▶ [INSTRUCTIONS FOR THE TASK] Identify each line in the items below that contains the word "left" and copy those lines in full.

[Spatial layout entries]
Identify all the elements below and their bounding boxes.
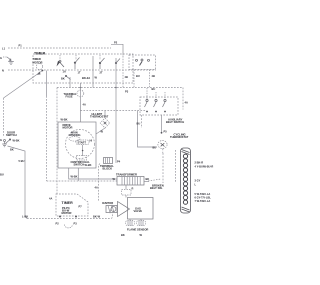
svg-text:P5: P5 (164, 130, 168, 134)
wire N rail (8, 69, 156, 71)
wire N bus mid rail (57, 87, 183, 89)
svg-text:P4: P4 (117, 160, 121, 164)
wire dashed drop to lower timer (56, 88, 58, 195)
svg-text:4 Y-BU/W-BU-R: 4 Y-BU/W-BU-R (195, 165, 214, 169)
timer TIMER box 1 (33, 54, 133, 83)
svg-text:BU: BU (137, 122, 141, 126)
wire transformer bottom (125, 185, 127, 189)
svg-text:W-BK: W-BK (85, 163, 92, 167)
switch contact 2T (99, 62, 101, 64)
svg-text:BK-W: BK-W (93, 215, 101, 219)
switch contact lower in timer (65, 75, 67, 77)
svg-text:P1: P1 (19, 44, 23, 48)
switch contact 1A (59, 55, 61, 60)
valve coil 2 (137, 221, 146, 226)
wire door switch down (8, 146, 28, 219)
svg-text:W-BK: W-BK (71, 175, 78, 179)
wire L1 drop (122, 56, 124, 88)
svg-text:P7: P7 (79, 205, 83, 209)
svg-text:THERMOSTAT: THERMOSTAT (90, 115, 109, 119)
svg-text:4A: 4A (185, 101, 188, 105)
svg-text:TRANSFORMER: TRANSFORMER (116, 173, 137, 177)
svg-text:5 BU: 5 BU (19, 159, 25, 163)
centrifugal switch (82, 145, 84, 156)
svg-text:MOTOR: MOTOR (62, 211, 72, 215)
wire L1 jog to start switch (111, 44, 123, 55)
terminal block small (104, 158, 113, 164)
svg-text:HI: HI (90, 139, 93, 143)
wire dashed to transformer (47, 180, 117, 182)
svg-text:BLOCK: BLOCK (103, 166, 113, 170)
wire contact 1T drop (69, 77, 71, 88)
svg-text:5 W-T/BU-LA: 5 W-T/BU-LA (195, 192, 211, 196)
drive motor box (58, 122, 96, 168)
svg-text:P3: P3 (74, 222, 78, 226)
svg-text:BU: BU (0, 173, 4, 177)
svg-text:BK: BK (10, 148, 14, 152)
terminal strip (181, 148, 191, 213)
svg-text:W-BK: W-BK (13, 139, 20, 143)
wire right drop 4A (182, 88, 184, 110)
svg-text:4B: 4B (125, 75, 128, 79)
svg-text:TIMER: TIMER (62, 201, 74, 205)
diagonal wire door switch to timer (4, 71, 43, 99)
svg-text:R: R (132, 187, 134, 191)
svg-text:L-BK: L-BK (22, 215, 28, 219)
svg-text:BK: BK (146, 177, 150, 181)
wire hi-limit branch (80, 110, 146, 112)
coil feed wires (130, 219, 141, 221)
junction (115, 87, 117, 89)
svg-text:7 W-T/BU-LA: 7 W-T/BU-LA (195, 199, 211, 203)
svg-text:4A: 4A (49, 197, 52, 201)
flame detector triangle (111, 207, 116, 212)
svg-text:VALVE: VALVE (134, 209, 143, 213)
svg-text:2 BK-R: 2 BK-R (195, 161, 204, 165)
svg-text:SWITCH: SWITCH (6, 133, 17, 137)
start switch contacts (136, 59, 138, 61)
start switch box (129, 55, 156, 70)
wire to broken belt sw (148, 179, 161, 181)
svg-text:6 GY-T/Y-LBL: 6 GY-T/Y-LBL (195, 196, 212, 200)
svg-text:TIMER: TIMER (34, 52, 46, 56)
svg-text:BELT SW.: BELT SW. (150, 186, 163, 190)
wire L1 rail (8, 47, 111, 49)
wire left edge drop (3, 98, 5, 137)
svg-text:G: G (0, 138, 2, 142)
svg-text:1T: 1T (78, 71, 81, 75)
svg-text:BK: BK (121, 233, 125, 237)
svg-text:SWITCH: SWITCH (74, 162, 85, 166)
wire to cycling stat (138, 111, 158, 148)
start winding (76, 140, 89, 145)
wire aux drop (174, 150, 176, 183)
motor exits (69, 168, 117, 179)
svg-text:BU: BU (136, 74, 140, 78)
svg-text:1A: 1A (63, 70, 66, 74)
svg-text:3 GY: 3 GY (195, 179, 201, 183)
svg-text:BK: BK (61, 77, 65, 81)
switch contact 4B (115, 62, 117, 64)
svg-text:BK-2A: BK-2A (82, 76, 90, 80)
wires below belt switch (141, 115, 143, 128)
lower TIMER box (56, 194, 88, 216)
wire left long drop from timer (46, 71, 48, 97)
svg-text:P2: P2 (56, 222, 60, 226)
motor internals circle (66, 130, 95, 159)
wire W drop (92, 56, 94, 88)
svg-text:N: N (2, 69, 4, 73)
wire hi-limit feed (115, 58, 117, 163)
wire start switch drop BU (133, 70, 135, 88)
wire block to ignitor (99, 164, 101, 202)
gas valve box (128, 198, 154, 220)
lower timer terminals (59, 216, 61, 218)
svg-text:START: START (78, 141, 87, 145)
svg-text:MOTOR: MOTOR (63, 126, 73, 130)
valve coil 1 (126, 221, 135, 226)
svg-text:FUSE: FUSE (66, 95, 73, 99)
svg-text:FLAME SENSOR: FLAME SENSOR (127, 227, 148, 231)
wire transformer right (144, 181, 149, 183)
wire cycling stat down (162, 149, 164, 184)
svg-text:4A: 4A (83, 103, 86, 107)
svg-text:BELT SWITCH: BELT SWITCH (166, 120, 184, 124)
svg-text:2T: 2T (100, 71, 103, 75)
svg-text:THERMOSTAT: THERMOSTAT (170, 135, 189, 139)
svg-text:P3: P3 (125, 90, 129, 94)
svg-text:IGNITOR: IGNITOR (102, 201, 113, 205)
svg-text:4B: 4B (152, 74, 155, 78)
switch contact 1T (74, 62, 76, 64)
belt switch contacts (146, 99, 148, 101)
svg-text:BU: BU (152, 87, 156, 91)
wire start switch drop 4B (149, 70, 151, 88)
svg-text:P2: P2 (114, 41, 118, 45)
junction (80, 87, 82, 89)
svg-text:W-BK: W-BK (61, 118, 68, 122)
belt switch box (140, 97, 178, 115)
svg-text:BU: BU (153, 146, 157, 150)
svg-text:G: G (0, 56, 2, 60)
svg-text:4A: 4A (95, 186, 98, 190)
connector P8 (122, 190, 132, 196)
ground at door switch (2, 142, 7, 147)
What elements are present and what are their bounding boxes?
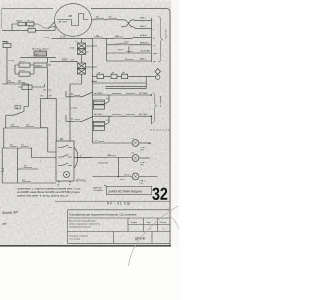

▶ [COMPLETE OUTPUT]
wire left edge drop (3, 98, 5, 137)
wire left long drop from timer (46, 71, 48, 97)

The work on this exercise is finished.